[Stored items]
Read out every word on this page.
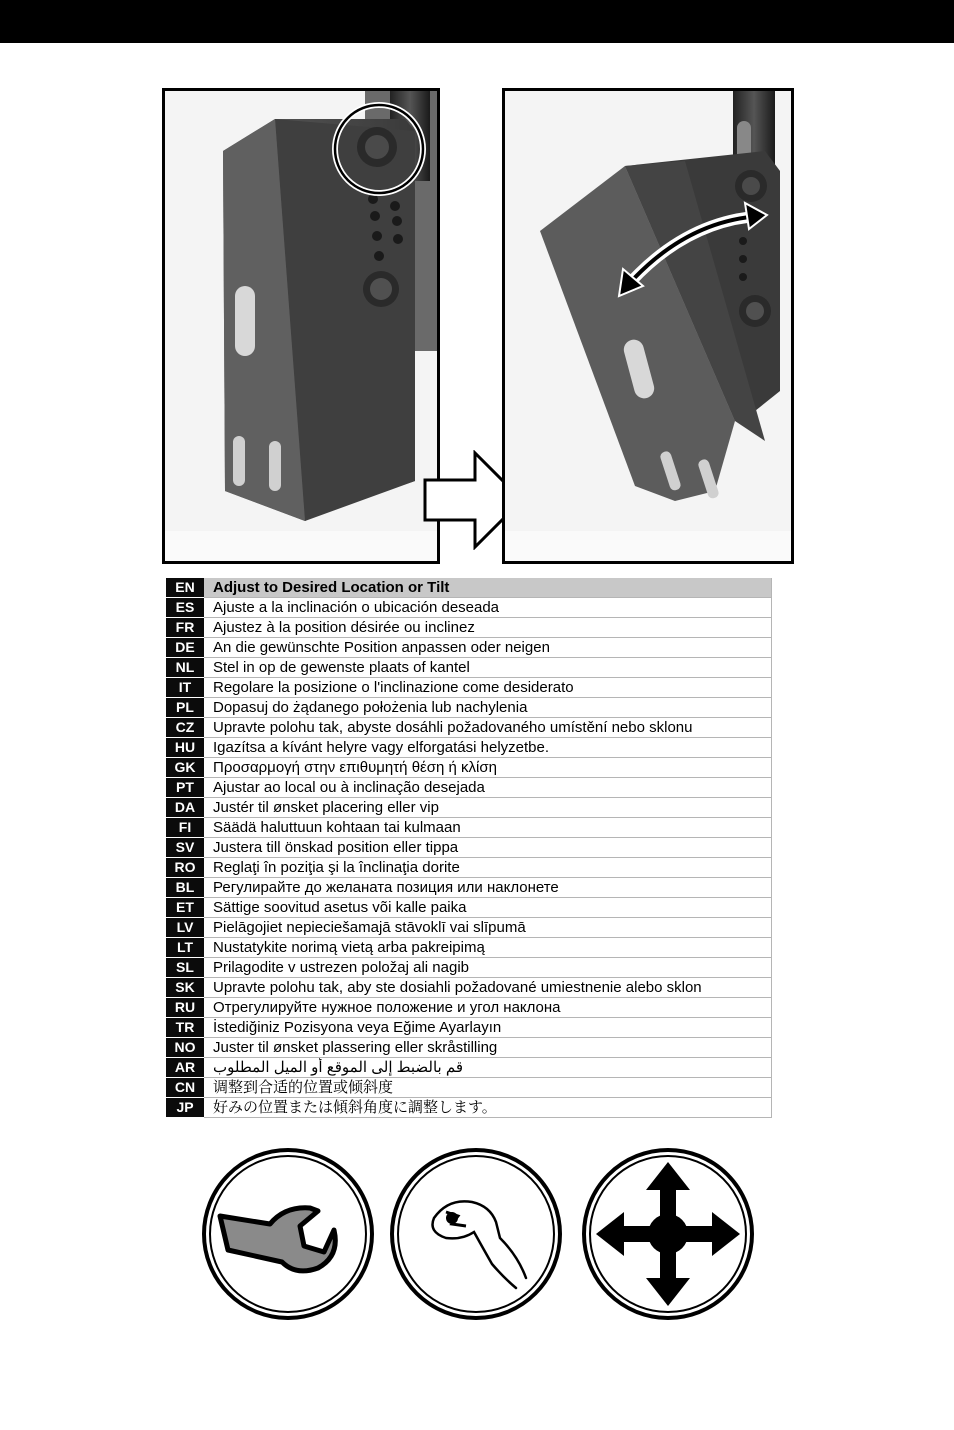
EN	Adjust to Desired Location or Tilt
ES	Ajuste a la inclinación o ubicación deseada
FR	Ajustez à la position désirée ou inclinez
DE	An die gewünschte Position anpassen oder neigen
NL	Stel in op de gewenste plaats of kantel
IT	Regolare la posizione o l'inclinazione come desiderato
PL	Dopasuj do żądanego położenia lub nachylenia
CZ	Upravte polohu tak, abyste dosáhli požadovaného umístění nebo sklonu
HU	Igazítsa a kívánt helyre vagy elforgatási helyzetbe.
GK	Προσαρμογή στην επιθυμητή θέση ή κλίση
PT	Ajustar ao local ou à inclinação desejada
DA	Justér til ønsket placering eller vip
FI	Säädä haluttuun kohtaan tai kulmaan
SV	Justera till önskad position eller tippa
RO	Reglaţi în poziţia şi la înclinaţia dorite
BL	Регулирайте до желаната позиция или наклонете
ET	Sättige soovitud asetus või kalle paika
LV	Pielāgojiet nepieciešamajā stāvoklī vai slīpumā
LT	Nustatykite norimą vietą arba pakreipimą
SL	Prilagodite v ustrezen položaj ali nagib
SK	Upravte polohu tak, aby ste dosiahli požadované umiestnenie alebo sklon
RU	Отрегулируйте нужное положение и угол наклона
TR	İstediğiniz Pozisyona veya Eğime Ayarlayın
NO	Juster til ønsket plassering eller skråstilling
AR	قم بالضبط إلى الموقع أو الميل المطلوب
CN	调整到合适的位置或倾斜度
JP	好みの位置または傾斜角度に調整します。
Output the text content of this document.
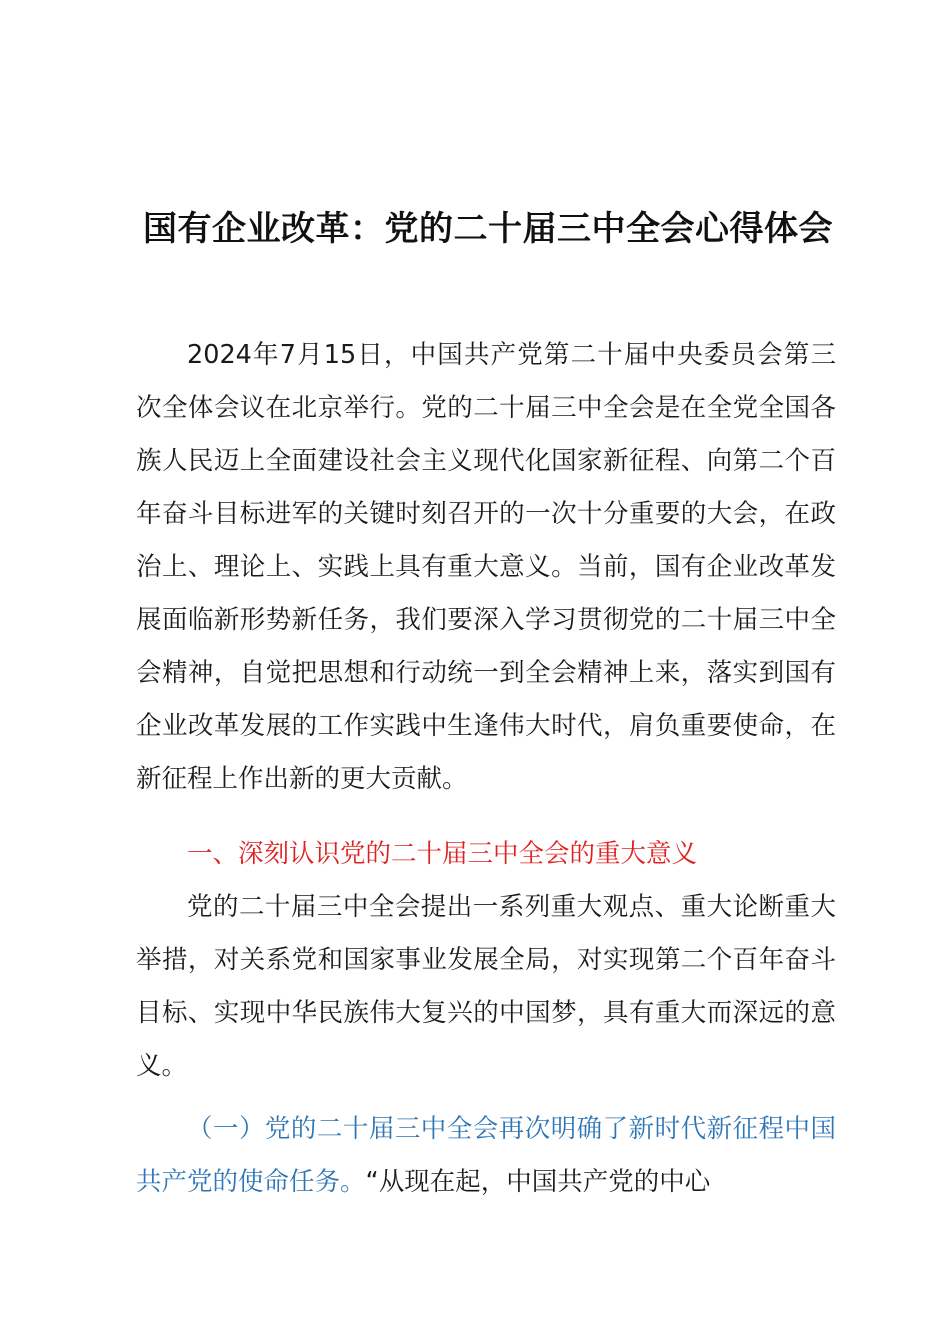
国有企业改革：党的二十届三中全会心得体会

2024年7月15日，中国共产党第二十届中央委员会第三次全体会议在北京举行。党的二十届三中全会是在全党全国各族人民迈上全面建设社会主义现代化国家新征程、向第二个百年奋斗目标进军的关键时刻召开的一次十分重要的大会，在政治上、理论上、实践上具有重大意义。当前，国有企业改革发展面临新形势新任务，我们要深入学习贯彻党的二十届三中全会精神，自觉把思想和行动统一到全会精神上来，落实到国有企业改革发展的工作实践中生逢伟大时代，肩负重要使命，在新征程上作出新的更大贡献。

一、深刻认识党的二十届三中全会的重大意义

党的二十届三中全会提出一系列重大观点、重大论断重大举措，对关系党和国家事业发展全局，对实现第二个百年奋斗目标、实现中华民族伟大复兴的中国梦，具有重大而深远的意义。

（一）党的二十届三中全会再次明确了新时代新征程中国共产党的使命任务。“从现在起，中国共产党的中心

==

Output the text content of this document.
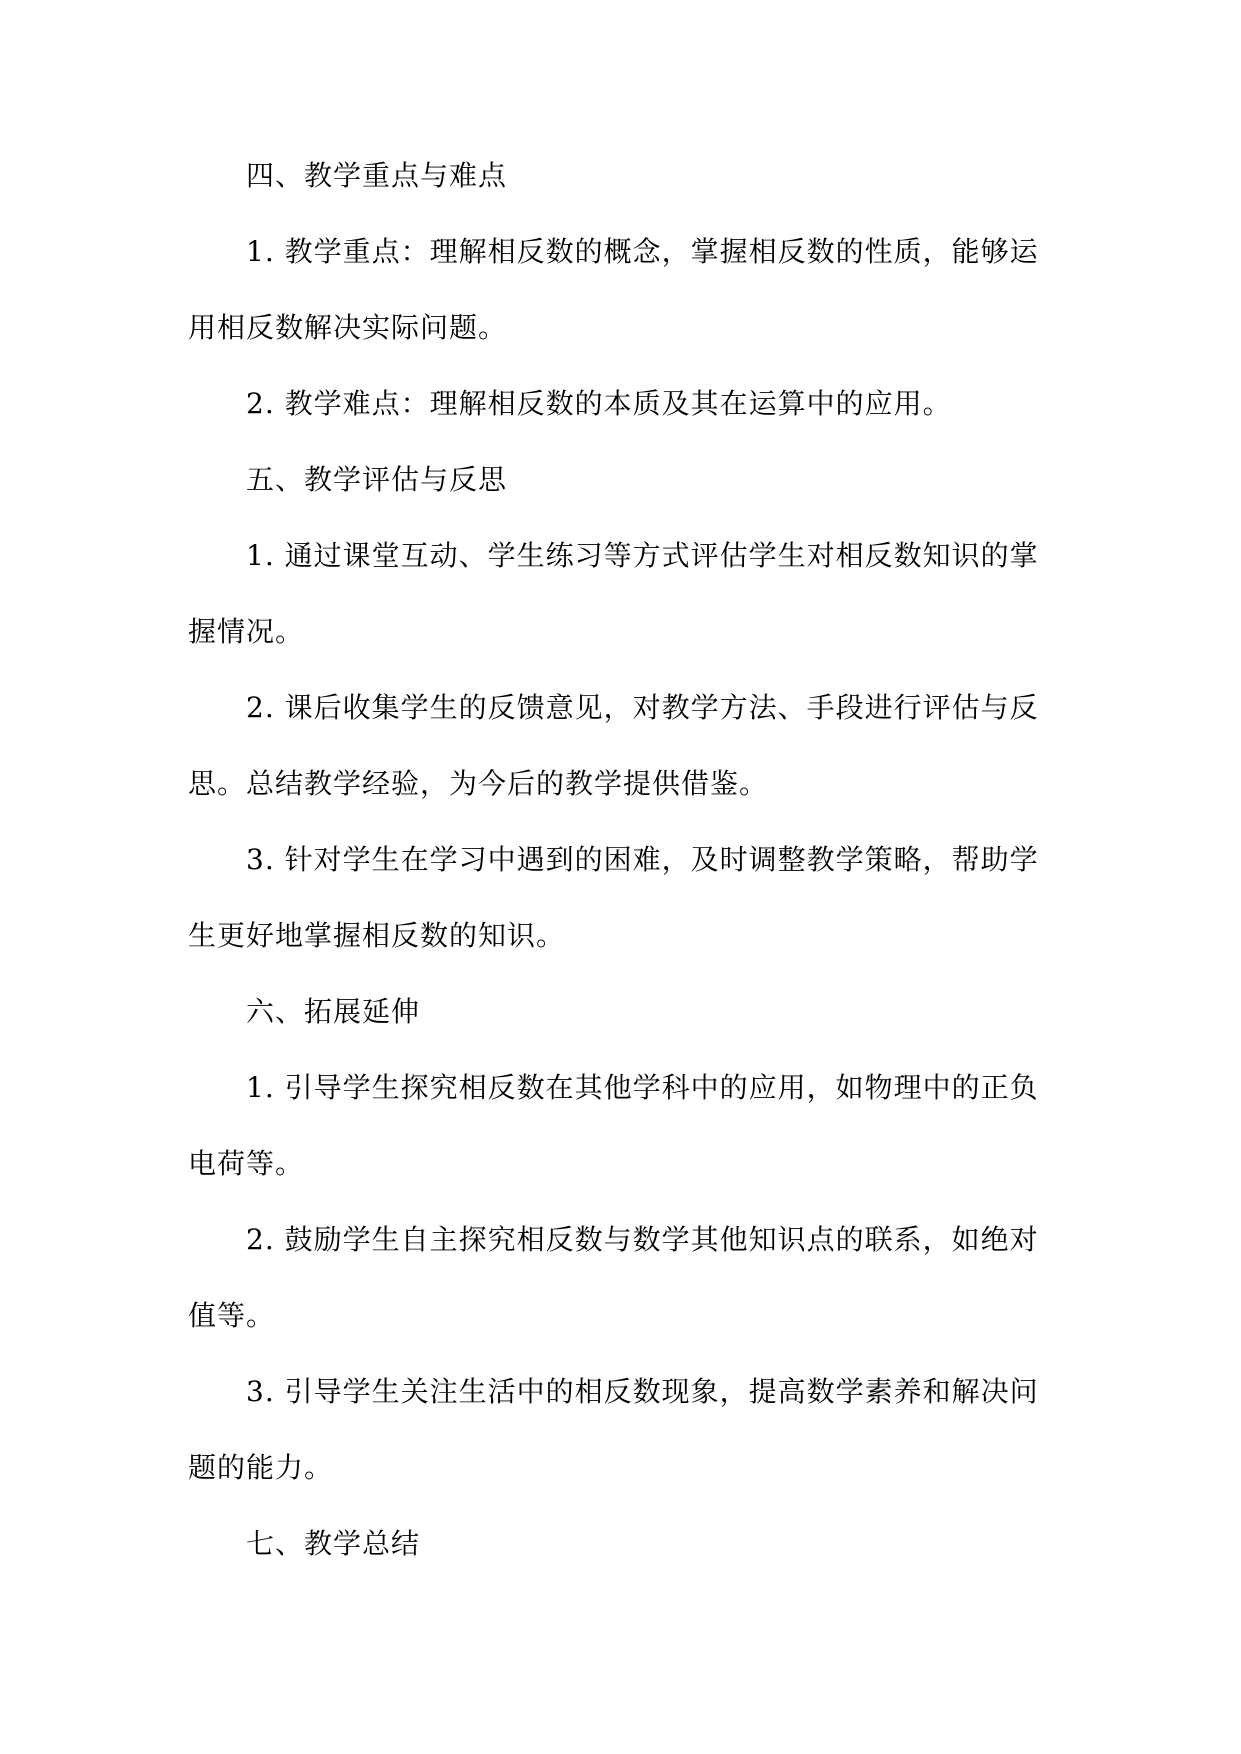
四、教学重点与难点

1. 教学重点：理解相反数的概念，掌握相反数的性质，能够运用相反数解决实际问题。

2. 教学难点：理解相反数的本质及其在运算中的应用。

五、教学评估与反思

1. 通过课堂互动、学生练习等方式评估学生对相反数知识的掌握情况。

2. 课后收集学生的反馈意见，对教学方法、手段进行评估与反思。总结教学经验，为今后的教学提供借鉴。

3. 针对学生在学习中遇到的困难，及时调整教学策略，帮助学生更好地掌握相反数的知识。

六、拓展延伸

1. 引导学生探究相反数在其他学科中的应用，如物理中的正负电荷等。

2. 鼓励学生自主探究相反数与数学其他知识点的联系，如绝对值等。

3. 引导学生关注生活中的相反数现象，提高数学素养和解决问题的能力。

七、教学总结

--

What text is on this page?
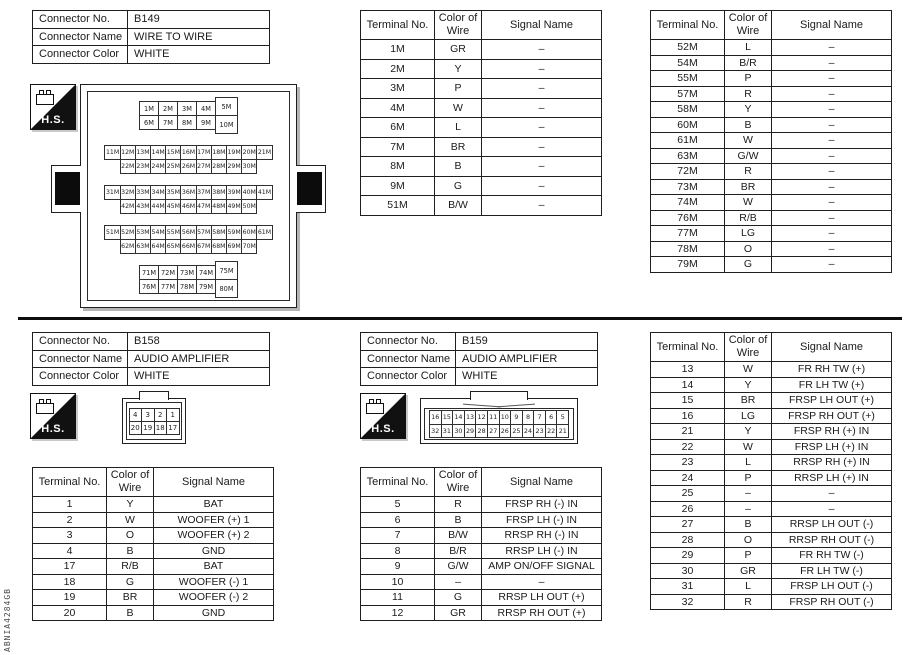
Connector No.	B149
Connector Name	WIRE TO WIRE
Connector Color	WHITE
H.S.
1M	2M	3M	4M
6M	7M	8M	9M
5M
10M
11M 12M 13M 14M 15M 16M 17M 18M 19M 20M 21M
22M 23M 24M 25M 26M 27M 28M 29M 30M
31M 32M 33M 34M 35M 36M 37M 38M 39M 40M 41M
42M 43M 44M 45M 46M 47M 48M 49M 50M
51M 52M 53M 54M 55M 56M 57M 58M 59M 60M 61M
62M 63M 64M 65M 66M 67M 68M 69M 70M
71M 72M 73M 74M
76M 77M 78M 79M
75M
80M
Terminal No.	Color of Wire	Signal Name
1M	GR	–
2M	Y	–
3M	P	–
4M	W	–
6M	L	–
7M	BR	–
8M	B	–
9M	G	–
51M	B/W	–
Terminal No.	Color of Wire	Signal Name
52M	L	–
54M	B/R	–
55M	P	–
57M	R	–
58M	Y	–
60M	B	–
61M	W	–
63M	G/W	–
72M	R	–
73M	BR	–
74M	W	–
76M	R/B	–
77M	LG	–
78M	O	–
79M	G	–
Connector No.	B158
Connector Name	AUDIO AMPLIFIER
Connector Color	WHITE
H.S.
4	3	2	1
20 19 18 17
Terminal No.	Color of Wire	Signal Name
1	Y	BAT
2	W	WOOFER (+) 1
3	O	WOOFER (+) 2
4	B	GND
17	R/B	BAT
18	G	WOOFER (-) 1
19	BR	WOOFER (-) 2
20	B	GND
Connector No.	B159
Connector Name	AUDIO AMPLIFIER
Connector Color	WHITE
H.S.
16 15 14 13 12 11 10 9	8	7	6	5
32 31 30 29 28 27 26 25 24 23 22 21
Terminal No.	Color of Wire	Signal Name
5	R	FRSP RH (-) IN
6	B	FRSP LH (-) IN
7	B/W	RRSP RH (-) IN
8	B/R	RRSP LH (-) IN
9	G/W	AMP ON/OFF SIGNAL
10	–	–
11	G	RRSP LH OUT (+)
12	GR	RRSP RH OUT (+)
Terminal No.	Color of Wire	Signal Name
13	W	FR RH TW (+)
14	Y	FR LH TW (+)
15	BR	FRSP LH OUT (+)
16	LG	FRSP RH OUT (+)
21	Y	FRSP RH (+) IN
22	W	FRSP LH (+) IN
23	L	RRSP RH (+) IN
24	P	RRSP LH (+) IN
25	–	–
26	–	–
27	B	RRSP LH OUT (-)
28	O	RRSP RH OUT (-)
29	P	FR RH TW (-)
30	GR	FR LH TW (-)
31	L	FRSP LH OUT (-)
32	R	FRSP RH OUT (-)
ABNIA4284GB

● **TASK OBJECTIVE**:
Return each line among the entries that holds the word "FRSP".

● **ANSWER**:
5	R	FRSP RH (-) IN
6	B	FRSP LH (-) IN
15	BR	FRSP LH OUT (+)
16	LG	FRSP RH OUT (+)
21	Y	FRSP RH (+) IN
22	W	FRSP LH (+) IN
31	L	FRSP LH OUT (-)
32	R	FRSP RH OUT (-)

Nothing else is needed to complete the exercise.